Directions: Repeat each entry word for word. Leave any images out of the copy.

== Records for processing ==

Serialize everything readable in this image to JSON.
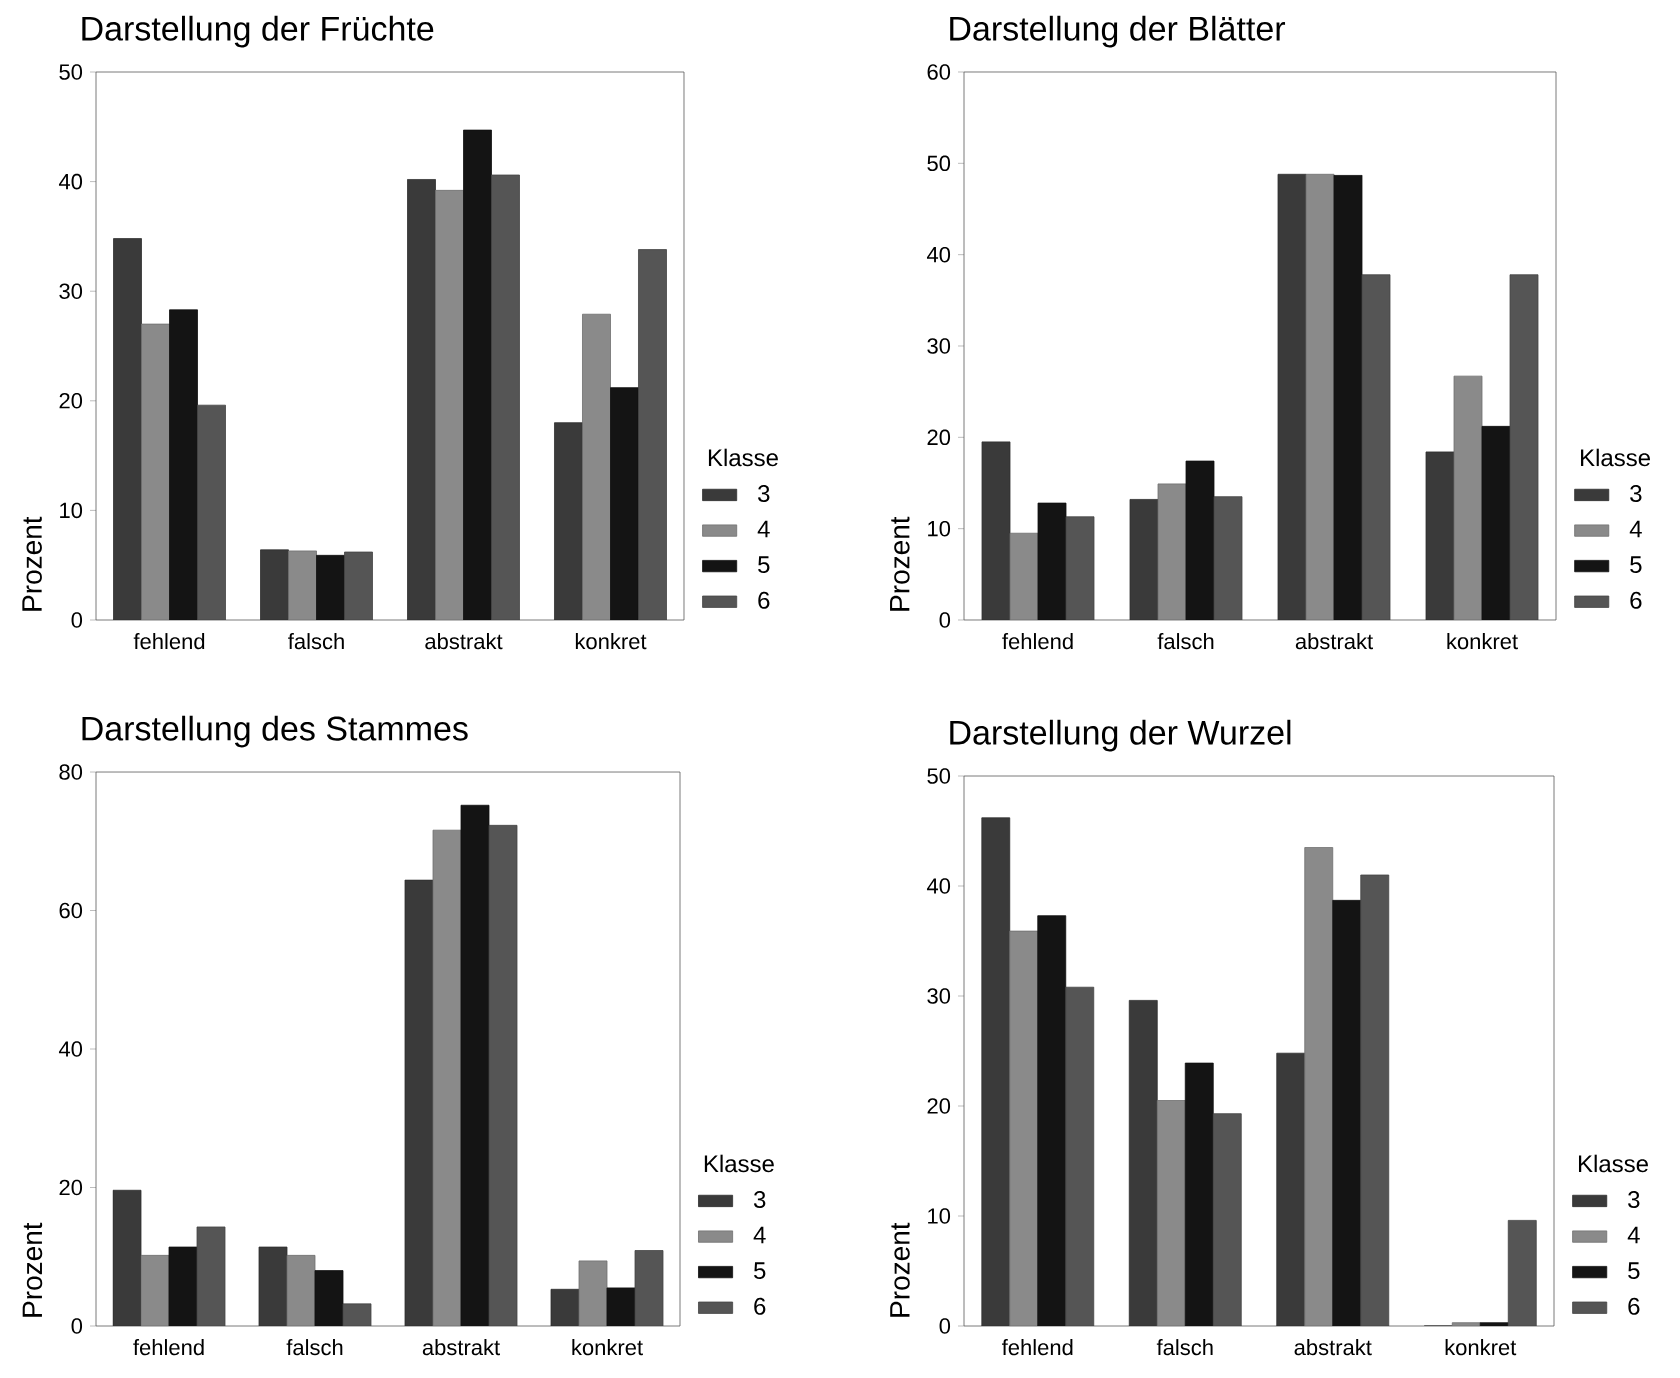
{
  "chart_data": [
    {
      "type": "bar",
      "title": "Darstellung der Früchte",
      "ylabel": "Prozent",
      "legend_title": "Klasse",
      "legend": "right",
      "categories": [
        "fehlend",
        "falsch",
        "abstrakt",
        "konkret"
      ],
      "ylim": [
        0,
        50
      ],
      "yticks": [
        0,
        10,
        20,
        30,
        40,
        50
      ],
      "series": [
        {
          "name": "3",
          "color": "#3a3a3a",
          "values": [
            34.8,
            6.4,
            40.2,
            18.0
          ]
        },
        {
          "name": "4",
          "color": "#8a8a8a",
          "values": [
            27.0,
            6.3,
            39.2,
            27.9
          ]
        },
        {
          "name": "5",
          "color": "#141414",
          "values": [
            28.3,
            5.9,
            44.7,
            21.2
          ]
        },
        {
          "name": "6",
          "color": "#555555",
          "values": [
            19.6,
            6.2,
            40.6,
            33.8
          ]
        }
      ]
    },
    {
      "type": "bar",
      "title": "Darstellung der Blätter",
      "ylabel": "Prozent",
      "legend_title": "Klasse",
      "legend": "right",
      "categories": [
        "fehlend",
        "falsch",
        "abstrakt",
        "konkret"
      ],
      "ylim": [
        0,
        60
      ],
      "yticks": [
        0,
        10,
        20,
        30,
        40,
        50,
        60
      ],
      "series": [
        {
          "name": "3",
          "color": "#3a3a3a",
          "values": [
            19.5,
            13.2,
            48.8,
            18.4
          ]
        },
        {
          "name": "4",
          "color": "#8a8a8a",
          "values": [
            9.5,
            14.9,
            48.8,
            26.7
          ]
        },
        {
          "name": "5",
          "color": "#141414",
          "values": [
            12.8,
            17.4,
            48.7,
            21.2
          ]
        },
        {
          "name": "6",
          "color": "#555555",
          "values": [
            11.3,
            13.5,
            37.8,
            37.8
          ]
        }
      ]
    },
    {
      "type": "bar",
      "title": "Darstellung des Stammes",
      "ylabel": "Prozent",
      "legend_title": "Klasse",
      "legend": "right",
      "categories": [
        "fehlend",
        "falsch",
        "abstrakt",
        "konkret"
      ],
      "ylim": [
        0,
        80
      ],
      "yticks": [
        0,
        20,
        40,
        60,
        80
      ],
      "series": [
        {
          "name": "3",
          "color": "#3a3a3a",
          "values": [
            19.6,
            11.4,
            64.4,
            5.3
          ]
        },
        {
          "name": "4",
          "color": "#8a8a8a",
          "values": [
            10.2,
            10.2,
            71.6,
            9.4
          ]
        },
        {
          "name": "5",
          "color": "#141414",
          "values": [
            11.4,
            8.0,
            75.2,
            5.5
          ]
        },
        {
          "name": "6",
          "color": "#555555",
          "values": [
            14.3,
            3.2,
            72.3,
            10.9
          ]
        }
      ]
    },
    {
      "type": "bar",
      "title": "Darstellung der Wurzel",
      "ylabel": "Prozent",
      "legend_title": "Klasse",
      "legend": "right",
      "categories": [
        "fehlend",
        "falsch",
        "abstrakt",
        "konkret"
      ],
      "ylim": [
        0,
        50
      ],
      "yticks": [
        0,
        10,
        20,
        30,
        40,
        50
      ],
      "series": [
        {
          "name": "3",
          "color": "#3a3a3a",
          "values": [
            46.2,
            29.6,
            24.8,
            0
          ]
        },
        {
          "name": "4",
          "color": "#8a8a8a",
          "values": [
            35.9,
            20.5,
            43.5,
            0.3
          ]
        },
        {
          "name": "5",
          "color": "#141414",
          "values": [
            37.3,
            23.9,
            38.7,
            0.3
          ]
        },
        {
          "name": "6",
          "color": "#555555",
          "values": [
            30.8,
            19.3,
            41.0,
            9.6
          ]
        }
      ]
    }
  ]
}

===

The output:
Serialize everything readable in this image to JSON.
{
  "chart_data": [
    {
      "type": "bar",
      "title": "Darstellung der Früchte",
      "ylabel": "Prozent",
      "legend_title": "Klasse",
      "legend": "right",
      "categories": [
        "fehlend",
        "falsch",
        "abstrakt",
        "konkret"
      ],
      "ylim": [
        0,
        50
      ],
      "yticks": [
        0,
        10,
        20,
        30,
        40,
        50
      ],
      "series": [
        {
          "name": "3",
          "color": "#3a3a3a",
          "values": [
            34.8,
            6.4,
            40.2,
            18.0
          ]
        },
        {
          "name": "4",
          "color": "#8a8a8a",
          "values": [
            27.0,
            6.3,
            39.2,
            27.9
          ]
        },
        {
          "name": "5",
          "color": "#141414",
          "values": [
            28.3,
            5.9,
            44.7,
            21.2
          ]
        },
        {
          "name": "6",
          "color": "#555555",
          "values": [
            19.6,
            6.2,
            40.6,
            33.8
          ]
        }
      ]
    },
    {
      "type": "bar",
      "title": "Darstellung der Blätter",
      "ylabel": "Prozent",
      "legend_title": "Klasse",
      "legend": "right",
      "categories": [
        "fehlend",
        "falsch",
        "abstrakt",
        "konkret"
      ],
      "ylim": [
        0,
        60
      ],
      "yticks": [
        0,
        10,
        20,
        30,
        40,
        50,
        60
      ],
      "series": [
        {
          "name": "3",
          "color": "#3a3a3a",
          "values": [
            19.5,
            13.2,
            48.8,
            18.4
          ]
        },
        {
          "name": "4",
          "color": "#8a8a8a",
          "values": [
            9.5,
            14.9,
            48.8,
            26.7
          ]
        },
        {
          "name": "5",
          "color": "#141414",
          "values": [
            12.8,
            17.4,
            48.7,
            21.2
          ]
        },
        {
          "name": "6",
          "color": "#555555",
          "values": [
            11.3,
            13.5,
            37.8,
            37.8
          ]
        }
      ]
    },
    {
      "type": "bar",
      "title": "Darstellung des Stammes",
      "ylabel": "Prozent",
      "legend_title": "Klasse",
      "legend": "right",
      "categories": [
        "fehlend",
        "falsch",
        "abstrakt",
        "konkret"
      ],
      "ylim": [
        0,
        80
      ],
      "yticks": [
        0,
        20,
        40,
        60,
        80
      ],
      "series": [
        {
          "name": "3",
          "color": "#3a3a3a",
          "values": [
            19.6,
            11.4,
            64.4,
            5.3
          ]
        },
        {
          "name": "4",
          "color": "#8a8a8a",
          "values": [
            10.2,
            10.2,
            71.6,
            9.4
          ]
        },
        {
          "name": "5",
          "color": "#141414",
          "values": [
            11.4,
            8.0,
            75.2,
            5.5
          ]
        },
        {
          "name": "6",
          "color": "#555555",
          "values": [
            14.3,
            3.2,
            72.3,
            10.9
          ]
        }
      ]
    },
    {
      "type": "bar",
      "title": "Darstellung der Wurzel",
      "ylabel": "Prozent",
      "legend_title": "Klasse",
      "legend": "right",
      "categories": [
        "fehlend",
        "falsch",
        "abstrakt",
        "konkret"
      ],
      "ylim": [
        0,
        50
      ],
      "yticks": [
        0,
        10,
        20,
        30,
        40,
        50
      ],
      "series": [
        {
          "name": "3",
          "color": "#3a3a3a",
          "values": [
            46.2,
            29.6,
            24.8,
            0
          ]
        },
        {
          "name": "4",
          "color": "#8a8a8a",
          "values": [
            35.9,
            20.5,
            43.5,
            0.3
          ]
        },
        {
          "name": "5",
          "color": "#141414",
          "values": [
            37.3,
            23.9,
            38.7,
            0.3
          ]
        },
        {
          "name": "6",
          "color": "#555555",
          "values": [
            30.8,
            19.3,
            41.0,
            9.6
          ]
        }
      ]
    }
  ]
}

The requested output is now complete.